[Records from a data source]
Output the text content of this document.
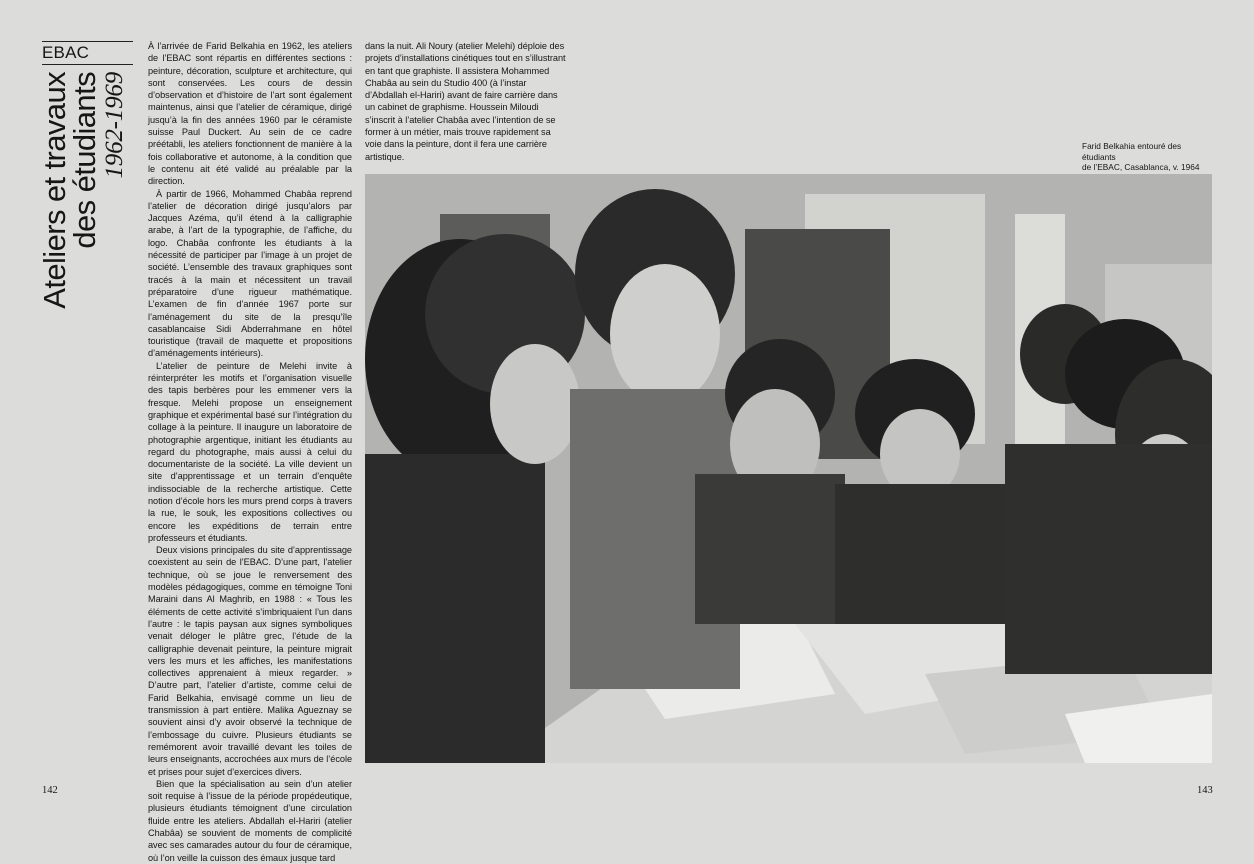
EBAC
Ateliers et travaux
des étudiants 1962-1969

À l’arrivée de Farid Belkahia en 1962, les ateliers de l’EBAC sont répartis en différentes sections : peinture, décoration, sculpture et architecture, qui sont conservées. Les cours de dessin d’observation et d’histoire de l’art sont également maintenus, ainsi que l’atelier de céramique, dirigé jusqu’à la fin des années 1960 par le céramiste suisse Paul Duckert. Au sein de ce cadre préétabli, les ateliers fonctionnent de manière à la fois collaborative et autonome, à la condition que le contenu ait été validé au préalable par la direction.

À partir de 1966, Mohammed Chabâa reprend l’atelier de décoration dirigé jusqu’alors par Jacques Azéma, qu’il étend à la calligraphie arabe, à l’art de la typographie, de l’affiche, du logo. Chabâa confronte les étudiants à la nécessité de participer par l’image à un projet de société. L’ensemble des travaux graphiques sont tracés à la main et nécessitent un travail préparatoire d’une rigueur mathématique. L’examen de fin d’année 1967 porte sur l’aménagement du site de la presqu’île casablancaise Sidi Abderrahmane en hôtel touristique (travail de maquette et propositions d’aménagements intérieurs).

L’atelier de peinture de Melehi invite à réinterpréter les motifs et l’organisation visuelle des tapis berbères pour les emmener vers la fresque. Melehi propose un enseignement graphique et expérimental basé sur l’intégration du collage à la peinture. Il inaugure un laboratoire de photographie argentique, initiant les étudiants au regard du photographe, mais aussi à celui du documentariste de la société. La ville devient un site d’apprentissage et un terrain d’enquête indissociable de la recherche artistique. Cette notion d’école hors les murs prend corps à travers la rue, le souk, les expositions collectives ou encore les expéditions de terrain entre professeurs et étudiants.

Deux visions principales du site d’apprentissage coexistent au sein de l’EBAC. D’une part, l’atelier technique, où se joue le renversement des modèles pédagogiques, comme en témoigne Toni Maraini dans Al Maghrib, en 1988 : « Tous les éléments de cette activité s’imbriquaient l’un dans l’autre : le tapis paysan aux signes symboliques venait déloger le plâtre grec, l’étude de la calligraphie devenait peinture, la peinture migrait vers les murs et les affiches, les manifestations collectives apprenaient à mieux regarder. » D’autre part, l’atelier d’artiste, comme celui de Farid Belkahia, envisagé comme un lieu de transmission à part entière. Malika Agueznay se souvient ainsi d’y avoir observé la technique de l’embossage du cuivre. Plusieurs étudiants se remémorent avoir travaillé devant les toiles de leurs enseignants, accrochées aux murs de l’école et prises pour sujet d’exercices divers.

Bien que la spécialisation au sein d’un atelier soit requise à l’issue de la période propédeutique, plusieurs étudiants témoignent d’une circulation fluide entre les ateliers. Abdallah el-Hariri (atelier Chabâa) se souvient de moments de complicité avec ses camarades autour du four de céramique, où l’on veille la cuisson des émaux jusque tard

dans la nuit. Ali Noury (atelier Melehi) déploie des projets d’installations cinétiques tout en s’illustrant en tant que graphiste. Il assistera Mohammed Chabâa au sein du Studio 400 (à l’instar d’Abdallah el-Hariri) avant de faire carrière dans un cabinet de graphisme. Houssein Miloudi s’inscrit à l’atelier Chabâa avec l’intention de se former à un métier, mais trouve rapidement sa voie dans la peinture, dont il fera une carrière artistique.

Farid Belkahia entouré des étudiants
de l’EBAC, Casablanca, v. 1964
142	143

### [Stated problem]
Using the records above, output their complete text exactly, minus any images.

### [Response for this exercise]
Output the text content of this document.
EBAC
Ateliers et travaux
des étudiants 1962-1969

À l’arrivée de Farid Belkahia en 1962, les ateliers de l’EBAC sont répartis en différentes sections : peinture, décoration, sculpture et architecture, qui sont conservées. Les cours de dessin d’observation et d’histoire de l’art sont également maintenus, ainsi que l’atelier de céramique, dirigé jusqu’à la fin des années 1960 par le céramiste suisse Paul Duckert. Au sein de ce cadre préétabli, les ateliers fonctionnent de manière à la fois collaborative et autonome, à la condition que le contenu ait été validé au préalable par la direction.

À partir de 1966, Mohammed Chabâa reprend l’atelier de décoration dirigé jusqu’alors par Jacques Azéma, qu’il étend à la calligraphie arabe, à l’art de la typographie, de l’affiche, du logo. Chabâa confronte les étudiants à la nécessité de participer par l’image à un projet de société. L’ensemble des travaux graphiques sont tracés à la main et nécessitent un travail préparatoire d’une rigueur mathématique. L’examen de fin d’année 1967 porte sur l’aménagement du site de la presqu’île casablancaise Sidi Abderrahmane en hôtel touristique (travail de maquette et propositions d’aménagements intérieurs).

L’atelier de peinture de Melehi invite à réinterpréter les motifs et l’organisation visuelle des tapis berbères pour les emmener vers la fresque. Melehi propose un enseignement graphique et expérimental basé sur l’intégration du collage à la peinture. Il inaugure un laboratoire de photographie argentique, initiant les étudiants au regard du photographe, mais aussi à celui du documentariste de la société. La ville devient un site d’apprentissage et un terrain d’enquête indissociable de la recherche artistique. Cette notion d’école hors les murs prend corps à travers la rue, le souk, les expositions collectives ou encore les expéditions de terrain entre professeurs et étudiants.

Deux visions principales du site d’apprentissage coexistent au sein de l’EBAC. D’une part, l’atelier technique, où se joue le renversement des modèles pédagogiques, comme en témoigne Toni Maraini dans Al Maghrib, en 1988 : « Tous les éléments de cette activité s’imbriquaient l’un dans l’autre : le tapis paysan aux signes symboliques venait déloger le plâtre grec, l’étude de la calligraphie devenait peinture, la peinture migrait vers les murs et les affiches, les manifestations collectives apprenaient à mieux regarder. » D’autre part, l’atelier d’artiste, comme celui de Farid Belkahia, envisagé comme un lieu de transmission à part entière. Malika Agueznay se souvient ainsi d’y avoir observé la technique de l’embossage du cuivre. Plusieurs étudiants se remémorent avoir travaillé devant les toiles de leurs enseignants, accrochées aux murs de l’école et prises pour sujet d’exercices divers.

Bien que la spécialisation au sein d’un atelier soit requise à l’issue de la période propédeutique, plusieurs étudiants témoignent d’une circulation fluide entre les ateliers. Abdallah el-Hariri (atelier Chabâa) se souvient de moments de complicité avec ses camarades autour du four de céramique, où l’on veille la cuisson des émaux jusque tard

dans la nuit. Ali Noury (atelier Melehi) déploie des projets d’installations cinétiques tout en s’illustrant en tant que graphiste. Il assistera Mohammed Chabâa au sein du Studio 400 (à l’instar d’Abdallah el-Hariri) avant de faire carrière dans un cabinet de graphisme. Houssein Miloudi s’inscrit à l’atelier Chabâa avec l’intention de se former à un métier, mais trouve rapidement sa voie dans la peinture, dont il fera une carrière artistique.

Farid Belkahia entouré des étudiants
de l’EBAC, Casablanca, v. 1964
142	143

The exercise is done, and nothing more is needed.